• **Challenge**:
Revise the fluid control system passage from "Patent Document 2: Japanese" to "of the fluid.", putting "response speed" in place of "responsiveness".

• **Passage provided**:

Start

Provided is a fluid control system including upstream-side and downstream-side base blocks, each defining a flow path provided with flow path ports, including a screw hole and a screw hole formed between the two flow path ports in longitudinal directions, and coupling to the upstream-side and downstream-side base blocks and a body of a fluid device by tightening bolts. End portions of the upstream-side and downstream-side base blocks are coupled to each other by the tightening bolts.

Description

FIELD OF THE INVENTION

The present invention relates to a fluid control system with fluid devices, including a fluid control device, integrated therein, a base block used therefor, and a method for manufacturing the fluid control system that uses the base block.

DESCRIPTION OF THE BACKGROUND ART

In various manufacturing processes such as a semiconductor manufacturing process, a fluid control system called an integrated gas system (IGS; registered trademark), in which various fluid control devices, such as a switch valve, a regulator, and a mass flow controller, are integrated and housed in a box, is used to supply an accurately measured process gas to a process chamber (refer to Patent Documents 1 to 3, for example). This box with the IGS (registered trademark) housed therein is called a gas box.

In such an IGS (registered trademark), integration is achieved by arranging, in place of a pipe joint, an installation block (hereinafter referred to as “base block”) that forms a flow path in a longitudinal direction of a base plate, and installing various fluid devices, such as a plurality of fluid control devices and joint blocks to which pipe joints are connected, on this base block.

PATENT DOCUMENTS

Patent Document 1: Japanese Laid-Open Patent Application No. 2008-298177

Patent Document 2: Japanese Laid-Open Patent Application No. 2016-050635

Patent Document 3: WO2008/149702

SUMMARY OF THE INVENTION

Problems to be Solved by the Invention

To control the supply of a process gas of various manufacturing processes, higher responsiveness is required. To this end, the fluid control system needs to be made more compact and integrated to the extent possible to install the system closer to the process chamber that is the supply destination of the fluid.

Along with increase in the size of the objects to be processed, such as the increase in size of the diameter of the semiconductor wafer, it becomes necessary to also increase a supply flow rate of the fluid supplied from the fluid control system into the process chamber.

As the fluid control system is made more compact and integrated, the assembly work becomes difficult and the assembly man-hours increase. Further, the maintainability of the system also deteriorates. In particular, when the block on which the fluid devices are installed is made more compact, various problems arise such as a decrease in a support rigidity of the block, difficulty in processing the flow path, and difficulty in securing a forming region of through holes for fixing the block to the base plate with bolts.

End

• **Information supplied**:
Start

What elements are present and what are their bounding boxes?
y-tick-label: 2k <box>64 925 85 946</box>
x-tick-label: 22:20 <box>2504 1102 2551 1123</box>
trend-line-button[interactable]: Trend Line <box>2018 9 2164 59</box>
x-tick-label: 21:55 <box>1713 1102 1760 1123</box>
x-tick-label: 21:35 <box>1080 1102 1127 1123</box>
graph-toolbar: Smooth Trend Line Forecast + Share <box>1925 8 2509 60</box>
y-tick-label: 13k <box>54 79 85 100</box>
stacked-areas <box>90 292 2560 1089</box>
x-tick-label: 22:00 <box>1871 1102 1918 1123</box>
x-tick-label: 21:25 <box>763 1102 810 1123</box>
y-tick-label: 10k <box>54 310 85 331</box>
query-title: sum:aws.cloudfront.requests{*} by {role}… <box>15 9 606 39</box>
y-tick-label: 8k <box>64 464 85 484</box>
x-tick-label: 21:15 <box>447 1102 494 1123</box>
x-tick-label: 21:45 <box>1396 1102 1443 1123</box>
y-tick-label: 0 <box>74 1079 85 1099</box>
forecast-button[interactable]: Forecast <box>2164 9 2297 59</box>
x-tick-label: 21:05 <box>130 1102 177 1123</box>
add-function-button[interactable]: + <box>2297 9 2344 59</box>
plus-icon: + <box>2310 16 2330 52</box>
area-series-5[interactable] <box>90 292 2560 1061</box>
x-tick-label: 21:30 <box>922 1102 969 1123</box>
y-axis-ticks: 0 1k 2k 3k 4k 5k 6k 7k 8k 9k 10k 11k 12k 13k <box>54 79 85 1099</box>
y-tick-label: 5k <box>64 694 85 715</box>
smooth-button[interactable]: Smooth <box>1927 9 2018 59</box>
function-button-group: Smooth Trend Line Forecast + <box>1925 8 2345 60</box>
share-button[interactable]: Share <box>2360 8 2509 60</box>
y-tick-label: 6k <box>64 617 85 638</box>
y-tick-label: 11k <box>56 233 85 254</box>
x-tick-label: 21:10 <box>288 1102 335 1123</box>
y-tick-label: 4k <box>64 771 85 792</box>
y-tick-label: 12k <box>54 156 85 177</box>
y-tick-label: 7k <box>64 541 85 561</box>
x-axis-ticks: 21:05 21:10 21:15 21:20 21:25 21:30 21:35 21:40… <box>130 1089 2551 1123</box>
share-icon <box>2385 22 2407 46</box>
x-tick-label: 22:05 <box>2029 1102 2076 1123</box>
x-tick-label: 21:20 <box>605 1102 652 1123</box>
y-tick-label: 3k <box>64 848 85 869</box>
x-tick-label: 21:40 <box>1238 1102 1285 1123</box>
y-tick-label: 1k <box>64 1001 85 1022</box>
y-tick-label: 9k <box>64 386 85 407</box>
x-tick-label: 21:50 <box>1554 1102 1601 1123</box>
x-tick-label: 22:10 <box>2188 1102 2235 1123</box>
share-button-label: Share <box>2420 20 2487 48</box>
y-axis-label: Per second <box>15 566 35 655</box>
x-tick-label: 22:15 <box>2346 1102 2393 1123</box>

End

• **Complete response**:
Patent Document 2: Japanese Laid-Open Patent Application No. 2016-050635

Patent Document 3: WO2008/149702

SUMMARY OF THE INVENTION

Problems to be Solved by the Invention

To control the supply of a process gas of various manufacturing processes, higher response speed is required. To this end, the fluid control system needs to be made more compact and integrated to the extent possible to install the system closer to the process chamber that is the supply destination of the fluid.